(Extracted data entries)

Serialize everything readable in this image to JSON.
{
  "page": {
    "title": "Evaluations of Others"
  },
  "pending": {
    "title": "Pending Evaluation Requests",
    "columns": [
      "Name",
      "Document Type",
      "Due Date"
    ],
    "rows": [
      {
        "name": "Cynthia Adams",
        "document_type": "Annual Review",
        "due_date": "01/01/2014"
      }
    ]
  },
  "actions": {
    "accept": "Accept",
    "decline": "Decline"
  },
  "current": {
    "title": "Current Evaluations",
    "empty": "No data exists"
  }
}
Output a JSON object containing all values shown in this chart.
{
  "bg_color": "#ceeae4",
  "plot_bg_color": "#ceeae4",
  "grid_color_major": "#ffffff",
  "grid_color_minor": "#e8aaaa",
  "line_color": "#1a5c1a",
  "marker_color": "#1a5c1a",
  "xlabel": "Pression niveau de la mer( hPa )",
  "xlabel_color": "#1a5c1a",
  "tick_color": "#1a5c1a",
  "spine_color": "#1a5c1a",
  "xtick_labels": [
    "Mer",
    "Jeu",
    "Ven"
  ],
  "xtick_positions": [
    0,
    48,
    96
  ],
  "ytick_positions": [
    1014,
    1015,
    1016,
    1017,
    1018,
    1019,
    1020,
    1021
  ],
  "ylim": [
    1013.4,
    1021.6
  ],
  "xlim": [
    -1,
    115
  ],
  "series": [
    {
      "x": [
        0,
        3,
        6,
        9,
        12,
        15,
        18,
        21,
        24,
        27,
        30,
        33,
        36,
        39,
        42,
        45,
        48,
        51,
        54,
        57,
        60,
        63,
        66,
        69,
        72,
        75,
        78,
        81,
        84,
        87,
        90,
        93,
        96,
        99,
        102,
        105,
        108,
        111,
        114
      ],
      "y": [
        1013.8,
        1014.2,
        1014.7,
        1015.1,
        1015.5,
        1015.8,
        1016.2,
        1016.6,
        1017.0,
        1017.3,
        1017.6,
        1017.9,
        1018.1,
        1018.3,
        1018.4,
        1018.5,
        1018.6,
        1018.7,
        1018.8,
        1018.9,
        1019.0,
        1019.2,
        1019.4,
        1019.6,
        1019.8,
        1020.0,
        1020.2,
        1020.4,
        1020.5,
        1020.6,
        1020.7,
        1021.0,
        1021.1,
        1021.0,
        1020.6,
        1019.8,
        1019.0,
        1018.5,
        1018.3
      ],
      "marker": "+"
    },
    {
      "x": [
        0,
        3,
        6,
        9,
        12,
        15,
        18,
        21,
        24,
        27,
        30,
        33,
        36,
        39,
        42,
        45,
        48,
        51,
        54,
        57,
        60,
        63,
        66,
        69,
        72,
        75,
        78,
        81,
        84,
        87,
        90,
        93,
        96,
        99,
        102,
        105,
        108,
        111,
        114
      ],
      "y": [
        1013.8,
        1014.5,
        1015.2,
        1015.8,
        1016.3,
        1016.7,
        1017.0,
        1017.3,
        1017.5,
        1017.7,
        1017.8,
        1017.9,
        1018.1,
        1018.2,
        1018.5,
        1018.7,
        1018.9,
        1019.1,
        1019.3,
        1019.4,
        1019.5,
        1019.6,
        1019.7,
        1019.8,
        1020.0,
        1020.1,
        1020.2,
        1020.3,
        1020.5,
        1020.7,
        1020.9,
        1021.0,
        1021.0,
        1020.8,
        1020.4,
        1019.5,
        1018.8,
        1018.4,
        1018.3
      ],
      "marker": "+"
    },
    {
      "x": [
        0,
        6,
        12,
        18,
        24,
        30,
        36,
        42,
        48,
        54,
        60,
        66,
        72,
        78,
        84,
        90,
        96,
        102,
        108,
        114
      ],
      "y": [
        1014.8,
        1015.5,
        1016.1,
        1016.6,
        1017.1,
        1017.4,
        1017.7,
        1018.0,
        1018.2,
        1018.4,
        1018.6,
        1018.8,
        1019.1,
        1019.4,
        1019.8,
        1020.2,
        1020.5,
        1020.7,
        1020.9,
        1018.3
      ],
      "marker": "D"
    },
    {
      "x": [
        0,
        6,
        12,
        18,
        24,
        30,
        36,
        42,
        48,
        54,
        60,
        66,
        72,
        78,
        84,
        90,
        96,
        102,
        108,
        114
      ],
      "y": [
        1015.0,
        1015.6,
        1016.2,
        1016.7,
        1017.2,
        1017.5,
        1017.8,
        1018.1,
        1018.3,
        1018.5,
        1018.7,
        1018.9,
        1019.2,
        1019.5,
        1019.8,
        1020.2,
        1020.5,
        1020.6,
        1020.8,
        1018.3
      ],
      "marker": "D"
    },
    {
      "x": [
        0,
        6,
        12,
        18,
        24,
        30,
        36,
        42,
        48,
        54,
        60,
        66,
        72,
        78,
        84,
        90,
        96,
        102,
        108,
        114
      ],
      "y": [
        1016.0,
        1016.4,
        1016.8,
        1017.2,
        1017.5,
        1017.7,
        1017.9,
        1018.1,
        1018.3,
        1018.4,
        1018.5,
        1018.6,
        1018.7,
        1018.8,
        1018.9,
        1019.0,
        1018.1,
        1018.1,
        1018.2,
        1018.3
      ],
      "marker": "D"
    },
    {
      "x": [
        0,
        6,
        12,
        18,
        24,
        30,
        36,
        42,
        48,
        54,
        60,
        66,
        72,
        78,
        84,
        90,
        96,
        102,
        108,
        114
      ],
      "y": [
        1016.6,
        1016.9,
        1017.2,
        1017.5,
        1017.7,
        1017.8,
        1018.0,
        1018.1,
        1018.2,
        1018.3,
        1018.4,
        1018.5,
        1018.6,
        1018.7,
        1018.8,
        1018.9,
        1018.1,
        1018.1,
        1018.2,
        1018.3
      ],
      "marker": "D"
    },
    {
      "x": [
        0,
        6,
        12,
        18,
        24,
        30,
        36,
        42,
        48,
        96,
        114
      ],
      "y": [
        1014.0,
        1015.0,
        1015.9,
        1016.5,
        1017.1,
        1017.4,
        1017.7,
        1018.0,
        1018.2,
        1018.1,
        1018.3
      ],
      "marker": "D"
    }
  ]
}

> [Written task] Set down the entries verbatim, leaving none out.

> [Answer to this exercise]
Serialize everything readable in this image to JSON.
{
  "page": {
    "title": "Evaluations of Others"
  },
  "pending": {
    "title": "Pending Evaluation Requests",
    "columns": [
      "Name",
      "Document Type",
      "Due Date"
    ],
    "rows": [
      {
        "name": "Cynthia Adams",
        "document_type": "Annual Review",
        "due_date": "01/01/2014"
      }
    ]
  },
  "actions": {
    "accept": "Accept",
    "decline": "Decline"
  },
  "current": {
    "title": "Current Evaluations",
    "empty": "No data exists"
  }
}
Output a JSON object containing all values shown in this chart.
{
  "bg_color": "#ceeae4",
  "plot_bg_color": "#ceeae4",
  "grid_color_major": "#ffffff",
  "grid_color_minor": "#e8aaaa",
  "line_color": "#1a5c1a",
  "marker_color": "#1a5c1a",
  "xlabel": "Pression niveau de la mer( hPa )",
  "xlabel_color": "#1a5c1a",
  "tick_color": "#1a5c1a",
  "spine_color": "#1a5c1a",
  "xtick_labels": [
    "Mer",
    "Jeu",
    "Ven"
  ],
  "xtick_positions": [
    0,
    48,
    96
  ],
  "ytick_positions": [
    1014,
    1015,
    1016,
    1017,
    1018,
    1019,
    1020,
    1021
  ],
  "ylim": [
    1013.4,
    1021.6
  ],
  "xlim": [
    -1,
    115
  ],
  "series": [
    {
      "x": [
        0,
        3,
        6,
        9,
        12,
        15,
        18,
        21,
        24,
        27,
        30,
        33,
        36,
        39,
        42,
        45,
        48,
        51,
        54,
        57,
        60,
        63,
        66,
        69,
        72,
        75,
        78,
        81,
        84,
        87,
        90,
        93,
        96,
        99,
        102,
        105,
        108,
        111,
        114
      ],
      "y": [
        1013.8,
        1014.2,
        1014.7,
        1015.1,
        1015.5,
        1015.8,
        1016.2,
        1016.6,
        1017.0,
        1017.3,
        1017.6,
        1017.9,
        1018.1,
        1018.3,
        1018.4,
        1018.5,
        1018.6,
        1018.7,
        1018.8,
        1018.9,
        1019.0,
        1019.2,
        1019.4,
        1019.6,
        1019.8,
        1020.0,
        1020.2,
        1020.4,
        1020.5,
        1020.6,
        1020.7,
        1021.0,
        1021.1,
        1021.0,
        1020.6,
        1019.8,
        1019.0,
        1018.5,
        1018.3
      ],
      "marker": "+"
    },
    {
      "x": [
        0,
        3,
        6,
        9,
        12,
        15,
        18,
        21,
        24,
        27,
        30,
        33,
        36,
        39,
        42,
        45,
        48,
        51,
        54,
        57,
        60,
        63,
        66,
        69,
        72,
        75,
        78,
        81,
        84,
        87,
        90,
        93,
        96,
        99,
        102,
        105,
        108,
        111,
        114
      ],
      "y": [
        1013.8,
        1014.5,
        1015.2,
        1015.8,
        1016.3,
        1016.7,
        1017.0,
        1017.3,
        1017.5,
        1017.7,
        1017.8,
        1017.9,
        1018.1,
        1018.2,
        1018.5,
        1018.7,
        1018.9,
        1019.1,
        1019.3,
        1019.4,
        1019.5,
        1019.6,
        1019.7,
        1019.8,
        1020.0,
        1020.1,
        1020.2,
        1020.3,
        1020.5,
        1020.7,
        1020.9,
        1021.0,
        1021.0,
        1020.8,
        1020.4,
        1019.5,
        1018.8,
        1018.4,
        1018.3
      ],
      "marker": "+"
    },
    {
      "x": [
        0,
        6,
        12,
        18,
        24,
        30,
        36,
        42,
        48,
        54,
        60,
        66,
        72,
        78,
        84,
        90,
        96,
        102,
        108,
        114
      ],
      "y": [
        1014.8,
        1015.5,
        1016.1,
        1016.6,
        1017.1,
        1017.4,
        1017.7,
        1018.0,
        1018.2,
        1018.4,
        1018.6,
        1018.8,
        1019.1,
        1019.4,
        1019.8,
        1020.2,
        1020.5,
        1020.7,
        1020.9,
        1018.3
      ],
      "marker": "D"
    },
    {
      "x": [
        0,
        6,
        12,
        18,
        24,
        30,
        36,
        42,
        48,
        54,
        60,
        66,
        72,
        78,
        84,
        90,
        96,
        102,
        108,
        114
      ],
      "y": [
        1015.0,
        1015.6,
        1016.2,
        1016.7,
        1017.2,
        1017.5,
        1017.8,
        1018.1,
        1018.3,
        1018.5,
        1018.7,
        1018.9,
        1019.2,
        1019.5,
        1019.8,
        1020.2,
        1020.5,
        1020.6,
        1020.8,
        1018.3
      ],
      "marker": "D"
    },
    {
      "x": [
        0,
        6,
        12,
        18,
        24,
        30,
        36,
        42,
        48,
        54,
        60,
        66,
        72,
        78,
        84,
        90,
        96,
        102,
        108,
        114
      ],
      "y": [
        1016.0,
        1016.4,
        1016.8,
        1017.2,
        1017.5,
        1017.7,
        1017.9,
        1018.1,
        1018.3,
        1018.4,
        1018.5,
        1018.6,
        1018.7,
        1018.8,
        1018.9,
        1019.0,
        1018.1,
        1018.1,
        1018.2,
        1018.3
      ],
      "marker": "D"
    },
    {
      "x": [
        0,
        6,
        12,
        18,
        24,
        30,
        36,
        42,
        48,
        54,
        60,
        66,
        72,
        78,
        84,
        90,
        96,
        102,
        108,
        114
      ],
      "y": [
        1016.6,
        1016.9,
        1017.2,
        1017.5,
        1017.7,
        1017.8,
        1018.0,
        1018.1,
        1018.2,
        1018.3,
        1018.4,
        1018.5,
        1018.6,
        1018.7,
        1018.8,
        1018.9,
        1018.1,
        1018.1,
        1018.2,
        1018.3
      ],
      "marker": "D"
    },
    {
      "x": [
        0,
        6,
        12,
        18,
        24,
        30,
        36,
        42,
        48,
        96,
        114
      ],
      "y": [
        1014.0,
        1015.0,
        1015.9,
        1016.5,
        1017.1,
        1017.4,
        1017.7,
        1018.0,
        1018.2,
        1018.1,
        1018.3
      ],
      "marker": "D"
    }
  ]
}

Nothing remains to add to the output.